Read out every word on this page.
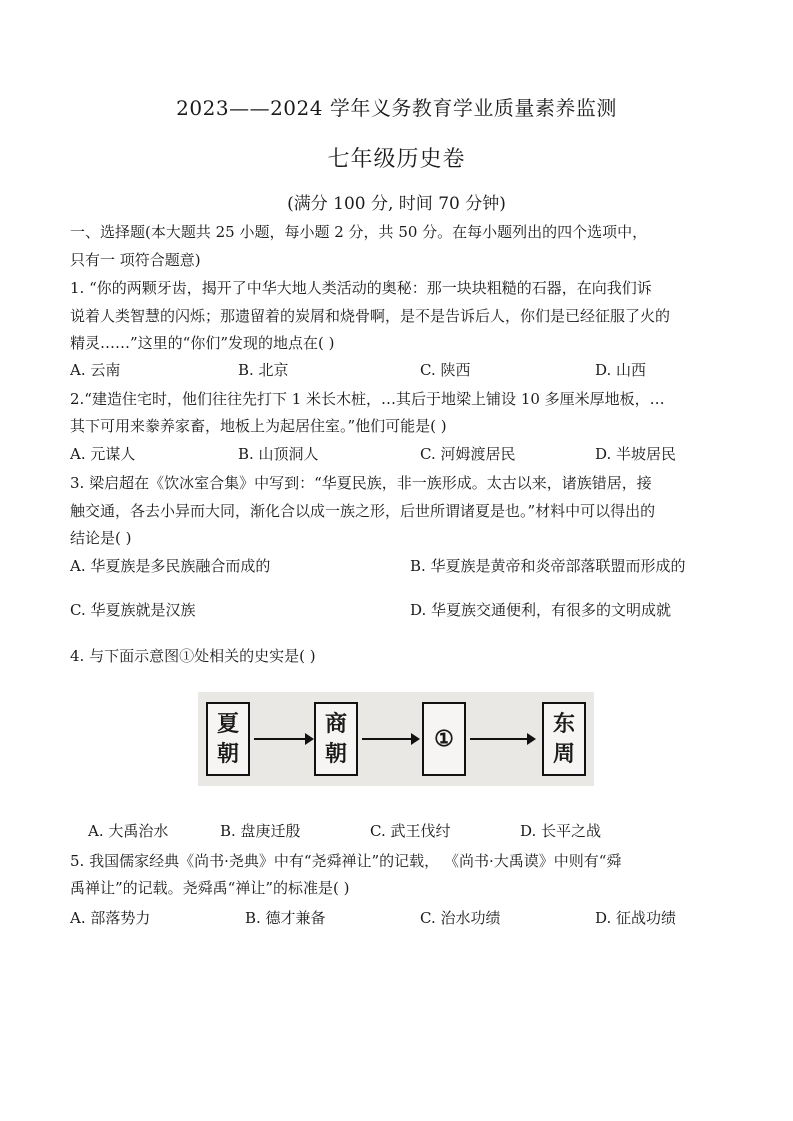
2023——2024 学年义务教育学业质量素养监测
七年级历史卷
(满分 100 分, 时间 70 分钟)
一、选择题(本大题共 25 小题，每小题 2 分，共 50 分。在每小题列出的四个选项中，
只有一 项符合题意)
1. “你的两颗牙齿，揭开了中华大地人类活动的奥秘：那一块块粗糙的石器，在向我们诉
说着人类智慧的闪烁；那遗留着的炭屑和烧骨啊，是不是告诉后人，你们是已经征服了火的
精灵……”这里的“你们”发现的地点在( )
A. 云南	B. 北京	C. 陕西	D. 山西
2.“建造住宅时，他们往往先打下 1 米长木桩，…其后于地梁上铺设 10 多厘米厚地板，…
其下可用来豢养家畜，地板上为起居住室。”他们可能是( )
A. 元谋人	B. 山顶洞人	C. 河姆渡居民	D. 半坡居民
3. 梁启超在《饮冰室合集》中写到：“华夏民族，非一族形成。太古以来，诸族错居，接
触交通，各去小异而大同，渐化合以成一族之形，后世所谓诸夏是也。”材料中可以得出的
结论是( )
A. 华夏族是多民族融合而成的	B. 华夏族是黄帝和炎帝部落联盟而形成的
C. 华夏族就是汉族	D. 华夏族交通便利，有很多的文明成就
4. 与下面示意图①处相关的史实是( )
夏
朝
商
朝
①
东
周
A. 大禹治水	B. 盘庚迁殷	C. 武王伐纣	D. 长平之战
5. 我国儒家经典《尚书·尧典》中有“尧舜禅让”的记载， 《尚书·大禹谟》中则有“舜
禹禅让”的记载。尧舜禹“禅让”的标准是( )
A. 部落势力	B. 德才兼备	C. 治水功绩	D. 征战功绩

:: Exercise instructions ::
Output the data above without changes, apart from leaving out the pictures.

:: Output ::
Read out every word on this page.
2023——2024 学年义务教育学业质量素养监测
七年级历史卷
(满分 100 分, 时间 70 分钟)
一、选择题(本大题共 25 小题，每小题 2 分，共 50 分。在每小题列出的四个选项中，
只有一 项符合题意)
1. “你的两颗牙齿，揭开了中华大地人类活动的奥秘：那一块块粗糙的石器，在向我们诉
说着人类智慧的闪烁；那遗留着的炭屑和烧骨啊，是不是告诉后人，你们是已经征服了火的
精灵……”这里的“你们”发现的地点在( )
A. 云南	B. 北京	C. 陕西	D. 山西
2.“建造住宅时，他们往往先打下 1 米长木桩，…其后于地梁上铺设 10 多厘米厚地板，…
其下可用来豢养家畜，地板上为起居住室。”他们可能是( )
A. 元谋人	B. 山顶洞人	C. 河姆渡居民	D. 半坡居民
3. 梁启超在《饮冰室合集》中写到：“华夏民族，非一族形成。太古以来，诸族错居，接
触交通，各去小异而大同，渐化合以成一族之形，后世所谓诸夏是也。”材料中可以得出的
结论是( )
A. 华夏族是多民族融合而成的	B. 华夏族是黄帝和炎帝部落联盟而形成的
C. 华夏族就是汉族	D. 华夏族交通便利，有很多的文明成就
4. 与下面示意图①处相关的史实是( )
夏
朝
商
朝
①
东
周
A. 大禹治水	B. 盘庚迁殷	C. 武王伐纣	D. 长平之战
5. 我国儒家经典《尚书·尧典》中有“尧舜禅让”的记载， 《尚书·大禹谟》中则有“舜
禹禅让”的记载。尧舜禹“禅让”的标准是( )
A. 部落势力	B. 德才兼备	C. 治水功绩	D. 征战功绩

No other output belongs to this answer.